Give an exact transcription of every line, dropping the images.

## Begin

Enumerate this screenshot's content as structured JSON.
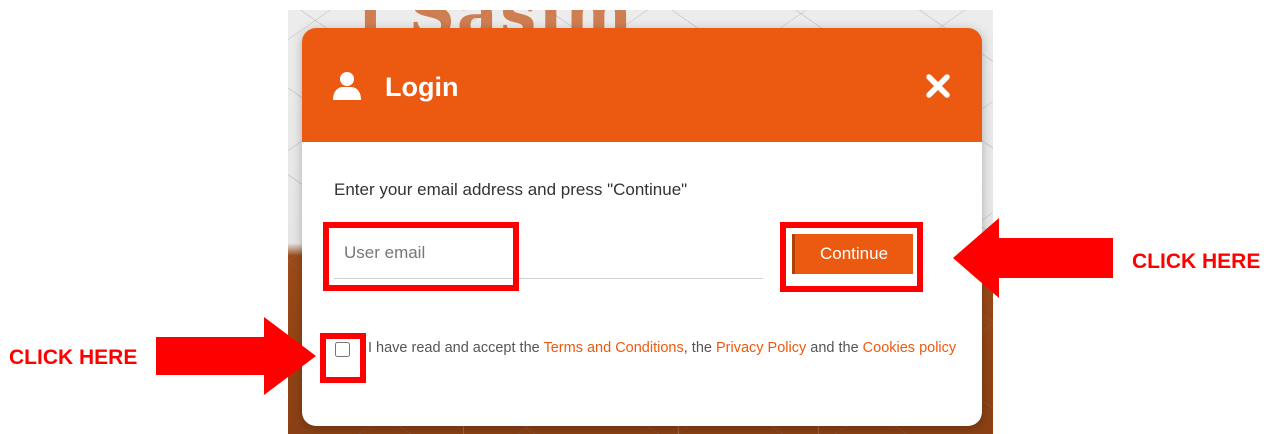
{
  "background": {
    "partial_heading": "l Sasim"
  },
  "modal": {
    "title": "Login",
    "instruction": "Enter your email address and press \"Continue\"",
    "email": {
      "value": "",
      "placeholder": "User email"
    },
    "continue_label": "Continue",
    "terms": {
      "checked": false,
      "prefix": "I have read and accept the ",
      "terms_link": "Terms and Conditions",
      "mid1": ", the ",
      "privacy_link": "Privacy Policy",
      "mid2": " and the ",
      "cookies_link": "Cookies policy"
    }
  },
  "annotations": {
    "right_callout": "CLICK HERE",
    "left_callout": "CLICK HERE",
    "highlight_color": "#ff0000"
  },
  "colors": {
    "brand_orange": "#ec5a11",
    "text": "#333333"
  },
  "icons": {
    "header": "user-icon",
    "close": "close-icon"
  }
}
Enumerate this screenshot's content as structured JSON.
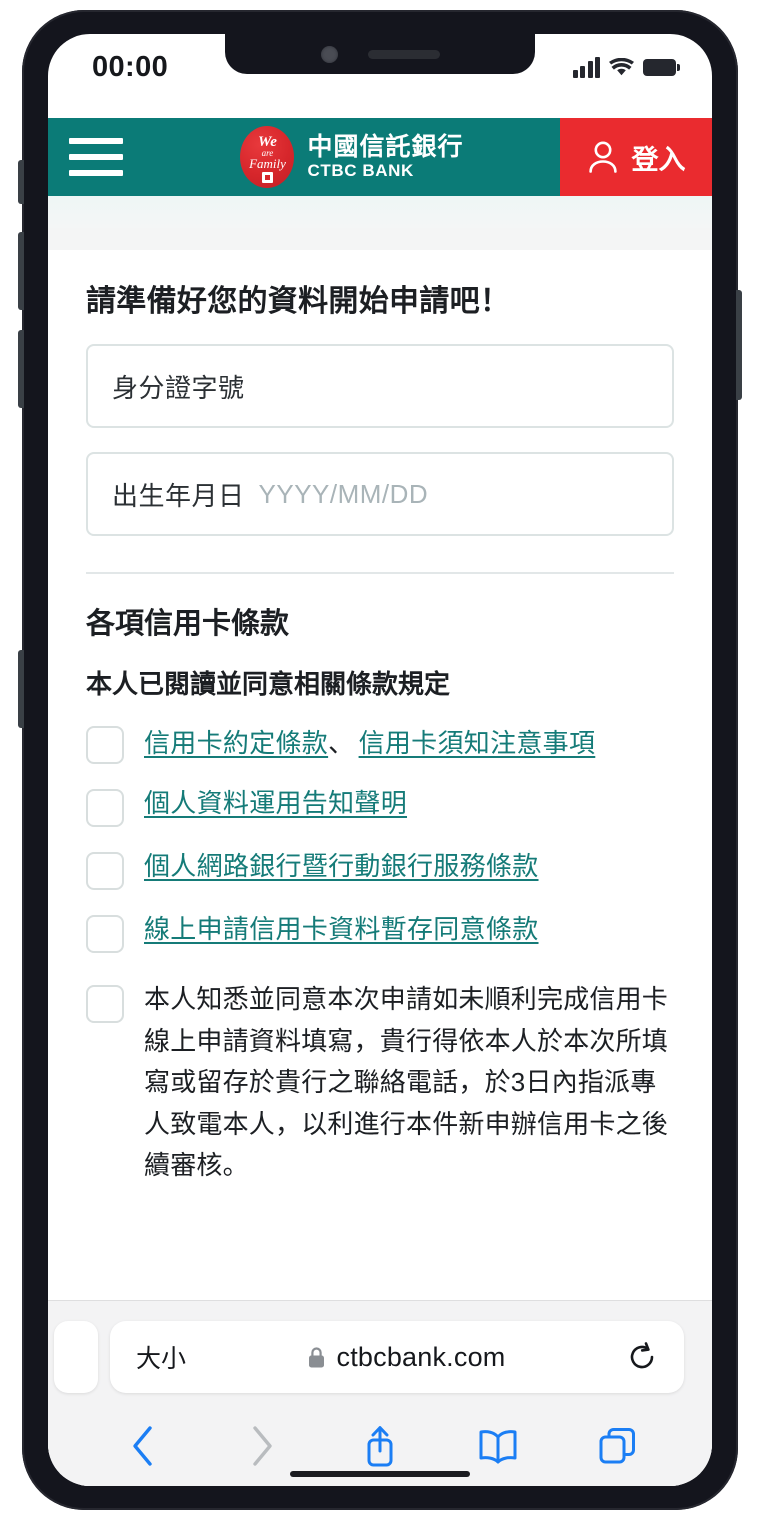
{
  "status_bar": {
    "time": "00:00",
    "icons": [
      "cellular-signal-icon",
      "wifi-icon",
      "battery-icon"
    ]
  },
  "site_header": {
    "menu_icon": "hamburger-menu-icon",
    "logo": {
      "icon": "ctbc-we-are-family-logo",
      "line1": "We",
      "line2": "are",
      "line3": "Family"
    },
    "brand_zh": "中國信託銀行",
    "brand_en": "CTBC BANK",
    "login_icon": "user-account-icon",
    "login_label": "登入",
    "colors": {
      "header_teal": "#0b7b77",
      "login_red": "#ea2b2f"
    }
  },
  "main": {
    "page_title": "請準備好您的資料開始申請吧！",
    "fields": [
      {
        "label": "身分證字號",
        "placeholder": "",
        "value": ""
      },
      {
        "label": "出生年月日",
        "placeholder": "YYYY/MM/DD",
        "value": ""
      }
    ],
    "terms_section": {
      "title": "各項信用卡條款",
      "lead": "本人已閱讀並同意相關條款規定",
      "items": [
        {
          "type": "links",
          "checked": false,
          "links": [
            "信用卡約定條款",
            "信用卡須知注意事項"
          ],
          "separator": "、"
        },
        {
          "type": "link",
          "checked": false,
          "text": "個人資料運用告知聲明"
        },
        {
          "type": "link",
          "checked": false,
          "text": "個人網路銀行暨行動銀行服務條款"
        },
        {
          "type": "link",
          "checked": false,
          "text": "線上申請信用卡資料暫存同意條款"
        },
        {
          "type": "paragraph",
          "checked": false,
          "text": "本人知悉並同意本次申請如未順利完成信用卡線上申請資料填寫，貴行得依本人於本次所填寫或留存於貴行之聯絡電話，於3日內指派專人致電本人，以利進行本件新申辦信用卡之後續審核。"
        }
      ]
    },
    "link_color": "#157b78"
  },
  "floating": {
    "service_button_icon": "customer-service-agent-icon",
    "service_button_color": "#25a19b",
    "mascot_icon": "owl-mascot"
  },
  "browser": {
    "text_size_label": "大小",
    "lock_icon": "lock-icon",
    "url": "ctbcbank.com",
    "reload_icon": "reload-icon",
    "toolbar": [
      {
        "icon": "back-arrow-icon",
        "enabled": true
      },
      {
        "icon": "forward-arrow-icon",
        "enabled": false
      },
      {
        "icon": "share-icon",
        "enabled": true
      },
      {
        "icon": "bookmarks-icon",
        "enabled": true
      },
      {
        "icon": "tabs-icon",
        "enabled": true
      }
    ],
    "accent_color": "#1b7ef4",
    "disabled_color": "#b9bcbf"
  }
}
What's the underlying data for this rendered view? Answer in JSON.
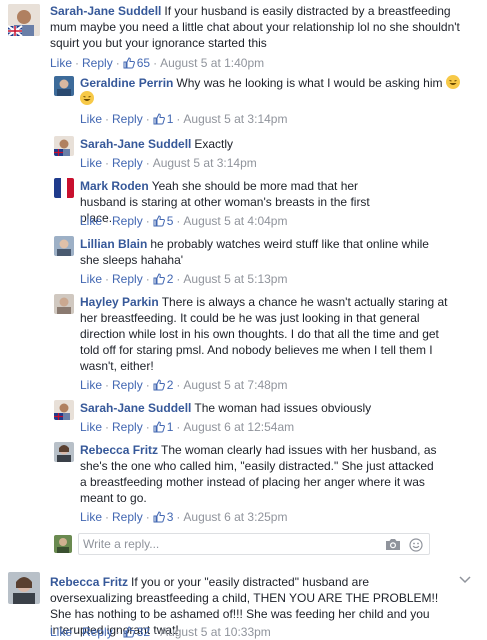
{
  "comments": [
    {
      "author": "Sarah-Jane Suddell",
      "text": "If your husband is easily distracted by a breastfeeding mum maybe you need a little chat about your relationship lol no she shouldn't squirt you but your ignorance started this",
      "like": "Like",
      "reply": "Reply",
      "likes": "65",
      "time": "August 5 at 1:40pm"
    }
  ],
  "replies": [
    {
      "author": "Geraldine Perrin",
      "text": "Why was he looking is what I would be asking him",
      "like": "Like",
      "reply": "Reply",
      "likes": "1",
      "time": "August 5 at 3:14pm"
    },
    {
      "author": "Sarah-Jane Suddell",
      "text": "Exactly",
      "like": "Like",
      "reply": "Reply",
      "likes": "",
      "time": "August 5 at 3:14pm"
    },
    {
      "author": "Mark Roden",
      "text": "Yeah she should be more mad that her husband is staring at other woman's breasts in the first place.",
      "like": "Like",
      "reply": "Reply",
      "likes": "5",
      "time": "August 5 at 4:04pm"
    },
    {
      "author": "Lillian Blain",
      "text": "he probably watches weird stuff like that online while she sleeps hahaha'",
      "like": "Like",
      "reply": "Reply",
      "likes": "2",
      "time": "August 5 at 5:13pm"
    },
    {
      "author": "Hayley Parkin",
      "text": "There is always a chance he wasn't actually staring at her breastfeeding. It could be he was just looking in that general direction while lost in his own thoughts. I do that all the time and get told off for staring pmsl. And nobody believes me when I tell them I wasn't, either!",
      "like": "Like",
      "reply": "Reply",
      "likes": "2",
      "time": "August 5 at 7:48pm"
    },
    {
      "author": "Sarah-Jane Suddell",
      "text": "The woman had issues obviously",
      "like": "Like",
      "reply": "Reply",
      "likes": "1",
      "time": "August 6 at 12:54am"
    },
    {
      "author": "Rebecca Fritz",
      "text": "The woman clearly had issues with her husband, as she's the one who called him, \"easily distracted.\" She just attacked a breastfeeding mother instead of placing her anger where it was meant to go.",
      "like": "Like",
      "reply": "Reply",
      "likes": "3",
      "time": "August 6 at 3:25pm"
    }
  ],
  "reply_box": {
    "placeholder": "Write a reply..."
  },
  "bottom_comment": {
    "author": "Rebecca Fritz",
    "text": "If you or your \"easily distracted\" husband are oversexualizing breastfeeding a child, THEN YOU ARE THE PROBLEM!! She has nothing to be ashamed of!!! She was feeding her child and you interupted ignorant twat!",
    "like": "Like",
    "reply": "Reply",
    "likes": "32",
    "time": "August 5 at 10:33pm"
  },
  "colors": {
    "author": "#365899",
    "action": "#4267b2",
    "meta": "#90949c",
    "text": "#1d2129"
  }
}
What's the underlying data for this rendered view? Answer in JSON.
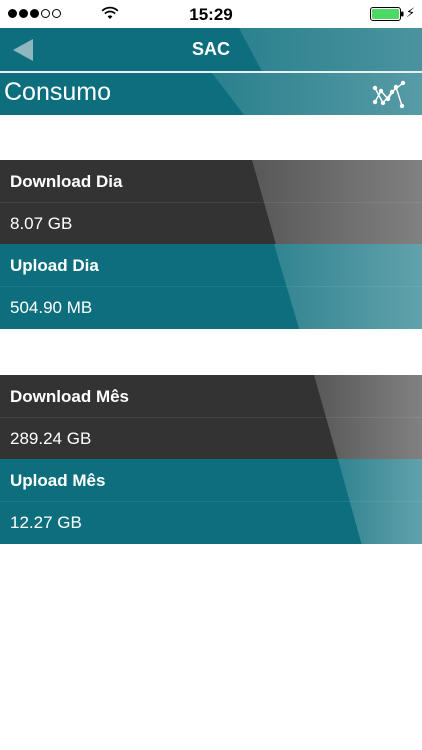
{
  "status_bar": {
    "time": "15:29",
    "signal_bars_filled": 3,
    "signal_bars_total": 5,
    "battery_color": "#4cd964"
  },
  "navbar": {
    "title": "SAC",
    "back_icon": "back-triangle-icon",
    "color": "#0d6f7e"
  },
  "header": {
    "title": "Consumo",
    "chart_icon": "network-chart-icon"
  },
  "daily": {
    "download": {
      "label": "Download Dia",
      "value": "8.07 GB"
    },
    "upload": {
      "label": "Upload Dia",
      "value": "504.90 MB"
    }
  },
  "monthly": {
    "download": {
      "label": "Download Mês",
      "value": "289.24 GB"
    },
    "upload": {
      "label": "Upload Mês",
      "value": "12.27 GB"
    }
  },
  "colors": {
    "teal": "#0d6f7e",
    "dark": "#333333"
  }
}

## End

> **ANSWER TO THIS EXERCISE**
Enumerate this screenshot's content as structured JSON.
{
  "background": {
    "partial_heading": "l Sasim"
  },
  "modal": {
    "title": "Login",
    "instruction": "Enter your email address and press \"Continue\"",
    "email": {
      "value": "",
      "placeholder": "User email"
    },
    "continue_label": "Continue",
    "terms": {
      "checked": false,
      "prefix": "I have read and accept the ",
      "terms_link": "Terms and Conditions",
      "mid1": ", the ",
      "privacy_link": "Privacy Policy",
      "mid2": " and the ",
      "cookies_link": "Cookies policy"
    }
  },
  "annotations": {
    "right_callout": "CLICK HERE",
    "left_callout": "CLICK HERE",
    "highlight_color": "#ff0000"
  },
  "colors": {
    "brand_orange": "#ec5a11",
    "text": "#333333"
  },
  "icons": {
    "header": "user-icon",
    "close": "close-icon"
  }
}
Enumerate this screenshot's content as structured JSON.
{
  "status_bar": {
    "time": "00:00",
    "icons": [
      "cellular-signal-icon",
      "wifi-icon",
      "battery-icon"
    ]
  },
  "site_header": {
    "menu_icon": "hamburger-menu-icon",
    "logo": {
      "icon": "ctbc-we-are-family-logo",
      "line1": "We",
      "line2": "are",
      "line3": "Family"
    },
    "brand_zh": "中國信託銀行",
    "brand_en": "CTBC BANK",
    "login_icon": "user-account-icon",
    "login_label": "登入",
    "colors": {
      "header_teal": "#0b7b77",
      "login_red": "#ea2b2f"
    }
  },
  "main": {
    "page_title": "請準備好您的資料開始申請吧！",
    "fields": [
      {
        "label": "身分證字號",
        "placeholder": "",
        "value": ""
      },
      {
        "label": "出生年月日",
        "placeholder": "YYYY/MM/DD",
        "value": ""
      }
    ],
    "terms_section": {
      "title": "各項信用卡條款",
      "lead": "本人已閱讀並同意相關條款規定",
      "items": [
        {
          "type": "links",
          "checked": false,
          "links": [
            "信用卡約定條款",
            "信用卡須知注意事項"
          ],
          "separator": "、"
        },
        {
          "type": "link",
          "checked": false,
          "text": "個人資料運用告知聲明"
        },
        {
          "type": "link",
          "checked": false,
          "text": "個人網路銀行暨行動銀行服務條款"
        },
        {
          "type": "link",
          "checked": false,
          "text": "線上申請信用卡資料暫存同意條款"
        },
        {
          "type": "paragraph",
          "checked": false,
          "text": "本人知悉並同意本次申請如未順利完成信用卡線上申請資料填寫，貴行得依本人於本次所填寫或留存於貴行之聯絡電話，於3日內指派專人致電本人，以利進行本件新申辦信用卡之後續審核。"
        }
      ]
    },
    "link_color": "#157b78"
  },
  "floating": {
    "service_button_icon": "customer-service-agent-icon",
    "service_button_color": "#25a19b",
    "mascot_icon": "owl-mascot"
  },
  "browser": {
    "text_size_label": "大小",
    "lock_icon": "lock-icon",
    "url": "ctbcbank.com",
    "reload_icon": "reload-icon",
    "toolbar": [
      {
        "icon": "back-arrow-icon",
        "enabled": true
      },
      {
        "icon": "forward-arrow-icon",
        "enabled": false
      },
      {
        "icon": "share-icon",
        "enabled": true
      },
      {
        "icon": "bookmarks-icon",
        "enabled": true
      },
      {
        "icon": "tabs-icon",
        "enabled": true
      }
    ],
    "accent_color": "#1b7ef4",
    "disabled_color": "#b9bcbf"
  }
}
What's the underlying data for this rendered view? Answer in JSON.
{
  "comments": [
    {
      "author": "Sarah-Jane Suddell",
      "text": "If your husband is easily distracted by a breastfeeding mum maybe you need a little chat about your relationship lol no she shouldn't squirt you but your ignorance started this",
      "like": "Like",
      "reply": "Reply",
      "likes": "65",
      "time": "August 5 at 1:40pm"
    }
  ],
  "replies": [
    {
      "author": "Geraldine Perrin",
      "text": "Why was he looking is what I would be asking him",
      "like": "Like",
      "reply": "Reply",
      "likes": "1",
      "time": "August 5 at 3:14pm"
    },
    {
      "author": "Sarah-Jane Suddell",
      "text": "Exactly",
      "like": "Like",
      "reply": "Reply",
      "likes": "",
      "time": "August 5 at 3:14pm"
    },
    {
      "author": "Mark Roden",
      "text": "Yeah she should be more mad that her husband is staring at other woman's breasts in the first place.",
      "like": "Like",
      "reply": "Reply",
      "likes": "5",
      "time": "August 5 at 4:04pm"
    },
    {
      "author": "Lillian Blain",
      "text": "he probably watches weird stuff like that online while she sleeps hahaha'",
      "like": "Like",
      "reply": "Reply",
      "likes": "2",
      "time": "August 5 at 5:13pm"
    },
    {
      "author": "Hayley Parkin",
      "text": "There is always a chance he wasn't actually staring at her breastfeeding. It could be he was just looking in that general direction while lost in his own thoughts. I do that all the time and get told off for staring pmsl. And nobody believes me when I tell them I wasn't, either!",
      "like": "Like",
      "reply": "Reply",
      "likes": "2",
      "time": "August 5 at 7:48pm"
    },
    {
      "author": "Sarah-Jane Suddell",
      "text": "The woman had issues obviously",
      "like": "Like",
      "reply": "Reply",
      "likes": "1",
      "time": "August 6 at 12:54am"
    },
    {
      "author": "Rebecca Fritz",
      "text": "The woman clearly had issues with her husband, as she's the one who called him, \"easily distracted.\" She just attacked a breastfeeding mother instead of placing her anger where it was meant to go.",
      "like": "Like",
      "reply": "Reply",
      "likes": "3",
      "time": "August 6 at 3:25pm"
    }
  ],
  "reply_box": {
    "placeholder": "Write a reply..."
  },
  "bottom_comment": {
    "author": "Rebecca Fritz",
    "text": "If you or your \"easily distracted\" husband are oversexualizing breastfeeding a child, THEN YOU ARE THE PROBLEM!! She has nothing to be ashamed of!!! She was feeding her child and you interupted ignorant twat!",
    "like": "Like",
    "reply": "Reply",
    "likes": "32",
    "time": "August 5 at 10:33pm"
  },
  "colors": {
    "author": "#365899",
    "action": "#4267b2",
    "meta": "#90949c",
    "text": "#1d2129"
  }
}
What's the underlying data for this rendered view? Answer in JSON.
{
  "status_bar": {
    "time": "15:29",
    "signal_bars_filled": 3,
    "signal_bars_total": 5,
    "battery_color": "#4cd964"
  },
  "navbar": {
    "title": "SAC",
    "back_icon": "back-triangle-icon",
    "color": "#0d6f7e"
  },
  "header": {
    "title": "Consumo",
    "chart_icon": "network-chart-icon"
  },
  "daily": {
    "download": {
      "label": "Download Dia",
      "value": "8.07 GB"
    },
    "upload": {
      "label": "Upload Dia",
      "value": "504.90 MB"
    }
  },
  "monthly": {
    "download": {
      "label": "Download Mês",
      "value": "289.24 GB"
    },
    "upload": {
      "label": "Upload Mês",
      "value": "12.27 GB"
    }
  },
  "colors": {
    "teal": "#0d6f7e",
    "dark": "#333333"
  }
}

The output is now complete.